---------- Extracted material ----------
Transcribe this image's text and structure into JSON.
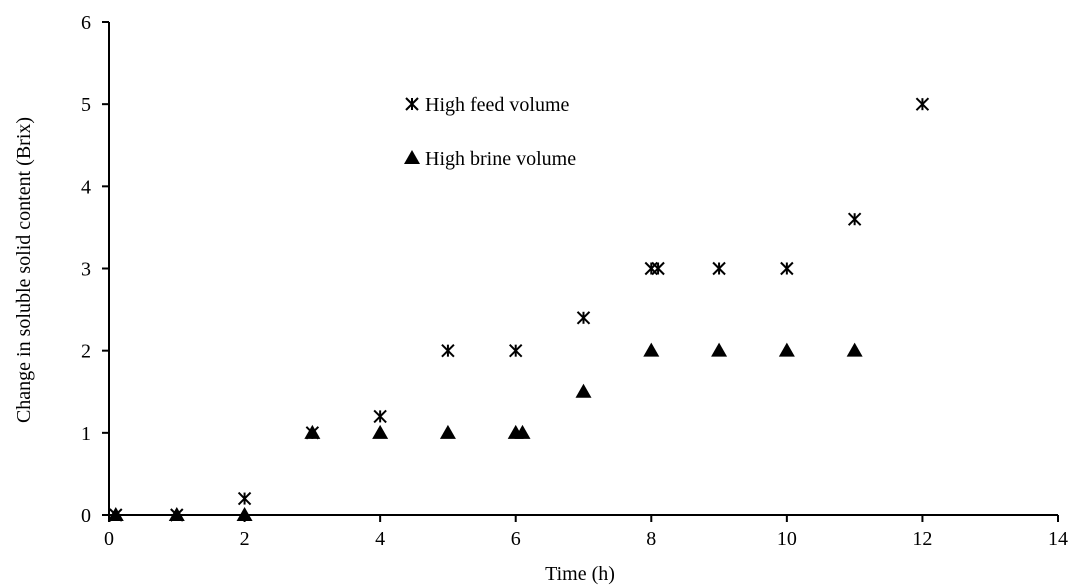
{
  "chart_data": {
    "type": "scatter",
    "title": "",
    "xlabel": "Time (h)",
    "ylabel": "Change in soluble solid content (Brix)",
    "xlim": [
      0,
      14
    ],
    "ylim": [
      0,
      6
    ],
    "xticks": [
      0,
      2,
      4,
      6,
      8,
      10,
      12,
      14
    ],
    "yticks": [
      0,
      1,
      2,
      3,
      4,
      5,
      6
    ],
    "grid": false,
    "legend_position": "upper-center",
    "series": [
      {
        "name": "High feed volume",
        "marker": "asterisk",
        "color": "#000000",
        "points": [
          [
            0.1,
            0
          ],
          [
            1,
            0
          ],
          [
            2,
            0.2
          ],
          [
            3,
            1
          ],
          [
            4,
            1.2
          ],
          [
            5,
            2
          ],
          [
            6,
            2
          ],
          [
            7,
            2.4
          ],
          [
            8,
            3
          ],
          [
            8.1,
            3
          ],
          [
            9,
            3
          ],
          [
            10,
            3
          ],
          [
            11,
            3.6
          ],
          [
            12,
            5
          ]
        ]
      },
      {
        "name": "High brine volume",
        "marker": "triangle",
        "color": "#000000",
        "points": [
          [
            0.1,
            0
          ],
          [
            1,
            0
          ],
          [
            2,
            0
          ],
          [
            3,
            1
          ],
          [
            4,
            1
          ],
          [
            5,
            1
          ],
          [
            6,
            1
          ],
          [
            6.1,
            1
          ],
          [
            7,
            1.5
          ],
          [
            8,
            2
          ],
          [
            9,
            2
          ],
          [
            10,
            2
          ],
          [
            11,
            2
          ]
        ]
      }
    ]
  }
}
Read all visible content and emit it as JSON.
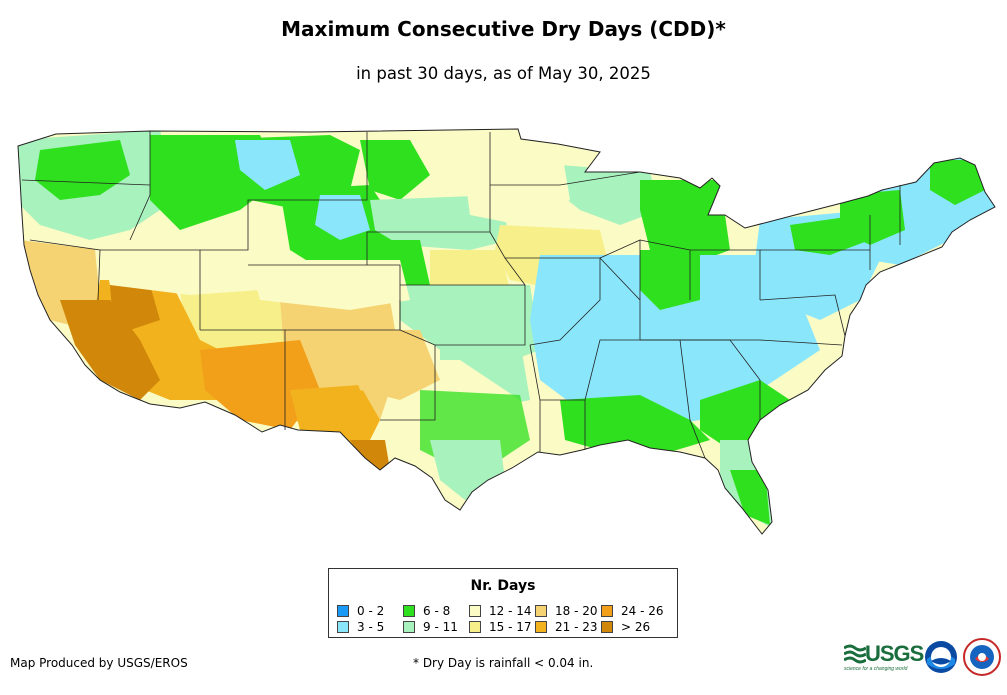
{
  "header": {
    "title": "Maximum Consecutive Dry Days (CDD)*",
    "subtitle": "in past 30 days, as of May 30, 2025"
  },
  "legend": {
    "title": "Nr. Days",
    "items": [
      {
        "label": "0 - 2",
        "color": "#1a9af7"
      },
      {
        "label": "3 - 5",
        "color": "#8ae6fb"
      },
      {
        "label": "6 - 8",
        "color": "#2ee01e"
      },
      {
        "label": "9 - 11",
        "color": "#a8f2bd"
      },
      {
        "label": "12 - 14",
        "color": "#fbfbc6"
      },
      {
        "label": "15 - 17",
        "color": "#f7f08a"
      },
      {
        "label": "18 - 20",
        "color": "#f5d372"
      },
      {
        "label": "21 - 23",
        "color": "#f2b21e"
      },
      {
        "label": "24 - 26",
        "color": "#f2a01a"
      },
      {
        "label": "> 26",
        "color": "#d1870a"
      }
    ]
  },
  "footer": {
    "producer": "Map Produced by USGS/EROS",
    "note": "* Dry Day is rainfall < 0.04 in."
  },
  "logos": {
    "usgs_text": "USGS",
    "usgs_tagline": "science for a changing world",
    "noaa_text": "noaa",
    "nws_text": "NATIONAL WEATHER SERVICE"
  }
}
----------
Goal: Copy down every line of the entries containing the word "content".

Result for this task:
    "ylabel": "Change in soluble solid content (Brix)",
Read all visible content and emit it as JSON.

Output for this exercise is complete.